start RECORDS SHOWN

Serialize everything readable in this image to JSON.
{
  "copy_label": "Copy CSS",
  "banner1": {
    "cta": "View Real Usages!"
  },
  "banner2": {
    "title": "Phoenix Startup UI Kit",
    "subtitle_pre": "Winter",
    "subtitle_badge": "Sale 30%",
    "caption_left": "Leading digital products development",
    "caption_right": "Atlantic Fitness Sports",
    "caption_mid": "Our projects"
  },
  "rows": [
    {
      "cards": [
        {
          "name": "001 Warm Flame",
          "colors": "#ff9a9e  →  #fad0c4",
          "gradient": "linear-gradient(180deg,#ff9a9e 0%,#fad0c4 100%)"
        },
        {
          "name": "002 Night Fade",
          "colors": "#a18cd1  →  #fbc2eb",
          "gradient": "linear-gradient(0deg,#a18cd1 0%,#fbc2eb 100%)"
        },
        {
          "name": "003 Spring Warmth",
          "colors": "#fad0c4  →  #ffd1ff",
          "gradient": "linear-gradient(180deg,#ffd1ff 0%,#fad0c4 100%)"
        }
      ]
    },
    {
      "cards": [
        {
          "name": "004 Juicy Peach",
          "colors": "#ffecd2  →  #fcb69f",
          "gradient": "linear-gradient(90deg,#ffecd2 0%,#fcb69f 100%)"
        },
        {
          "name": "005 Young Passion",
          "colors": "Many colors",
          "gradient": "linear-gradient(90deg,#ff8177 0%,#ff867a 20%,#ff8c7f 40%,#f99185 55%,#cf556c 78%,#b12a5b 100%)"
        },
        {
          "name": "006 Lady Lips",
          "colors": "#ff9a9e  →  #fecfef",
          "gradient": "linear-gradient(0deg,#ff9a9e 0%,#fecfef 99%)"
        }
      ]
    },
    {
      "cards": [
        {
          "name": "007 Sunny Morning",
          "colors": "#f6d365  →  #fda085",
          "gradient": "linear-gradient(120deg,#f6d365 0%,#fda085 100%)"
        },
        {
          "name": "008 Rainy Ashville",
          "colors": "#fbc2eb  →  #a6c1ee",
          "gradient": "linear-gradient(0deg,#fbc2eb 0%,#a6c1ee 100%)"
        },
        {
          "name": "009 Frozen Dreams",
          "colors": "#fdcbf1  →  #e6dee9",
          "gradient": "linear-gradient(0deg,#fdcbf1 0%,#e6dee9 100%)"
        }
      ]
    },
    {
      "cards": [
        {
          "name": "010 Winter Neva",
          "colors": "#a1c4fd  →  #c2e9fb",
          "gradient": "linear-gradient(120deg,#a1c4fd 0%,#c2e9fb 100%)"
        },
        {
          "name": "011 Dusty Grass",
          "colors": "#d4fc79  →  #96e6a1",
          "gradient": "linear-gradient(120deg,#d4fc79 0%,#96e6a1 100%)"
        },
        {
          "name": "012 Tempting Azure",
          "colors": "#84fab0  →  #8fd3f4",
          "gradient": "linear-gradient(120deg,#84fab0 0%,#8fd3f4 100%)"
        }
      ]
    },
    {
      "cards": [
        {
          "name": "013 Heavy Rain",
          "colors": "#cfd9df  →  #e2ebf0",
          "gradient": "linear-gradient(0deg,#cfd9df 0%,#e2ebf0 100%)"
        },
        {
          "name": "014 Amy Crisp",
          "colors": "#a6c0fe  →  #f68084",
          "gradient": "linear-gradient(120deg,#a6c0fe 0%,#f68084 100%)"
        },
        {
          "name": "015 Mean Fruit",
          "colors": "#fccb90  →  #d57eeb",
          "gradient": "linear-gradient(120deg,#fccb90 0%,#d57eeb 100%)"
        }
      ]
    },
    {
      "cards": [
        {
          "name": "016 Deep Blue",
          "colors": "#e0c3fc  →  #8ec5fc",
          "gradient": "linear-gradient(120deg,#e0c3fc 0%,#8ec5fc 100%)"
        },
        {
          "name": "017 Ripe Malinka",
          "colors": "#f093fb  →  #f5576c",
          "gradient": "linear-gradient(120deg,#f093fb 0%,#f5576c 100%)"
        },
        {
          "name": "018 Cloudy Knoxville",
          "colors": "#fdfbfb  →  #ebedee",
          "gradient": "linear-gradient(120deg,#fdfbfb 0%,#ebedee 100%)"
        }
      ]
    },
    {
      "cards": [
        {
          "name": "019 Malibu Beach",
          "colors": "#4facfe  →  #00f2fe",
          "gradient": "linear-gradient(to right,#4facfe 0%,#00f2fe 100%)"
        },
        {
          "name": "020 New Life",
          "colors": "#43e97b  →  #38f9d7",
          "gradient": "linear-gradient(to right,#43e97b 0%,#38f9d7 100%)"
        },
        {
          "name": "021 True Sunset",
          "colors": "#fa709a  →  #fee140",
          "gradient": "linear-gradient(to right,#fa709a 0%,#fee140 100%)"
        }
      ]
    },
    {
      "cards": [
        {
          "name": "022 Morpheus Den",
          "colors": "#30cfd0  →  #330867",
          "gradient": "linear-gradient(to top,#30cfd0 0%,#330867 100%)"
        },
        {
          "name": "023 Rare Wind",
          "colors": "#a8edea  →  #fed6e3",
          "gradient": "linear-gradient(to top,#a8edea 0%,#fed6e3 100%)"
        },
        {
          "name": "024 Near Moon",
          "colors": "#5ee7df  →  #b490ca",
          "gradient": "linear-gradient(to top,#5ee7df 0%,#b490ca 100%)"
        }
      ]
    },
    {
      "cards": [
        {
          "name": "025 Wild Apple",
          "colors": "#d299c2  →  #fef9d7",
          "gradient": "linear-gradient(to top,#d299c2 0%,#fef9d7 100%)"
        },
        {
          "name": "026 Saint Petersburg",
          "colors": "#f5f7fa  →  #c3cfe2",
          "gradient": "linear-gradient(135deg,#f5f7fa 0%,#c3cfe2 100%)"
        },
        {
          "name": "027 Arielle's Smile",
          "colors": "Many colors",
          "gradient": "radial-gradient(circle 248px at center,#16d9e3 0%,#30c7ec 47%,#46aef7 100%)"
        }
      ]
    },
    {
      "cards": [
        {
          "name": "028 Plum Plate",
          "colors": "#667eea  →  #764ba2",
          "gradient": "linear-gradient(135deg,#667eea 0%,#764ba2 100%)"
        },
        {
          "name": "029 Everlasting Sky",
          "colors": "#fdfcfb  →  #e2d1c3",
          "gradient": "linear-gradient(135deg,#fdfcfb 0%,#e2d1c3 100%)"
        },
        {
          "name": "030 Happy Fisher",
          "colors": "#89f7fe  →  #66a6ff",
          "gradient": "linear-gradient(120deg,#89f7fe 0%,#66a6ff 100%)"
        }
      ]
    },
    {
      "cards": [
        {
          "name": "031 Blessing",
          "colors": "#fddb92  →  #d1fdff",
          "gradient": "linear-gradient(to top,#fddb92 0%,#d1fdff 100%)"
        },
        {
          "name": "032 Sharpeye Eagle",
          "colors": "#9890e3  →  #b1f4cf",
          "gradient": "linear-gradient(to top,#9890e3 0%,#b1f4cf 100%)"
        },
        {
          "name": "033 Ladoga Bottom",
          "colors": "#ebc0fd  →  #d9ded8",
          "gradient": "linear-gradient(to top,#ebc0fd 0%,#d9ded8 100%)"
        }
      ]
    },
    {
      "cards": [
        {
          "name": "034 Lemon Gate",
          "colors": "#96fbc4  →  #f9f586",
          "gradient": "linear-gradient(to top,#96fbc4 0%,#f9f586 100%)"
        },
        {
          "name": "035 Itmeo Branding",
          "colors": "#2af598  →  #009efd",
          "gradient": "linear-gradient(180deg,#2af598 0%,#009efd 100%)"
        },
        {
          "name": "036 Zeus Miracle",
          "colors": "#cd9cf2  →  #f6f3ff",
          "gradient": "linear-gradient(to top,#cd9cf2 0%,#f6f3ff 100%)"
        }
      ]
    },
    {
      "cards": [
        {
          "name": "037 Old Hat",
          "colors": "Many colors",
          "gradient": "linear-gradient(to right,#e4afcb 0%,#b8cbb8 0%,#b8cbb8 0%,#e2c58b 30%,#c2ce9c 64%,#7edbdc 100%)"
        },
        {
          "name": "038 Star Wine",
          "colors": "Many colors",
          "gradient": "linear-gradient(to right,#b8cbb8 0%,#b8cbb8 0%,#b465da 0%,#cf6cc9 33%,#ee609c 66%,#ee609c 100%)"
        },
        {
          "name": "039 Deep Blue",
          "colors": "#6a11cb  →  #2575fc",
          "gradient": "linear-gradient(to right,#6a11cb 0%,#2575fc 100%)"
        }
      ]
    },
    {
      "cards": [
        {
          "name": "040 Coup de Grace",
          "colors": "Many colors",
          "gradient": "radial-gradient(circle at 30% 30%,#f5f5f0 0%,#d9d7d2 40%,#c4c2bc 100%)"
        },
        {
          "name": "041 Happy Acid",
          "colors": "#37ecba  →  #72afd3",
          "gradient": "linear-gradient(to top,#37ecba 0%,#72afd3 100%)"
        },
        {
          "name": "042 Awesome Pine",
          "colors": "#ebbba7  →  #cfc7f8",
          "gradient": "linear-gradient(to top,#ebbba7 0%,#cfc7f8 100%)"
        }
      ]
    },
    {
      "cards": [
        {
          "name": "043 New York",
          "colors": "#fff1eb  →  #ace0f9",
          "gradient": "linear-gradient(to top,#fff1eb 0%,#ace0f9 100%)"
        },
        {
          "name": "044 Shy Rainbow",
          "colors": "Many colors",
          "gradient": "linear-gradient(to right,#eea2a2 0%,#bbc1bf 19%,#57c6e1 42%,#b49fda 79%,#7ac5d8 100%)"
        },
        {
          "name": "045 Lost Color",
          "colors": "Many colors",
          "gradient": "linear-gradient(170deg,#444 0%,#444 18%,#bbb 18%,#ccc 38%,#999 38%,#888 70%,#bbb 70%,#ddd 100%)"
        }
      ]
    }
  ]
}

end RECORDS SHOWN

THE PROBLEM – Keep only the lines that hold the string "Winter", and copy them out.

ANSWER TO THE PROBLEM –
    "subtitle_pre": "Winter",
          "name": "010 Winter Neva",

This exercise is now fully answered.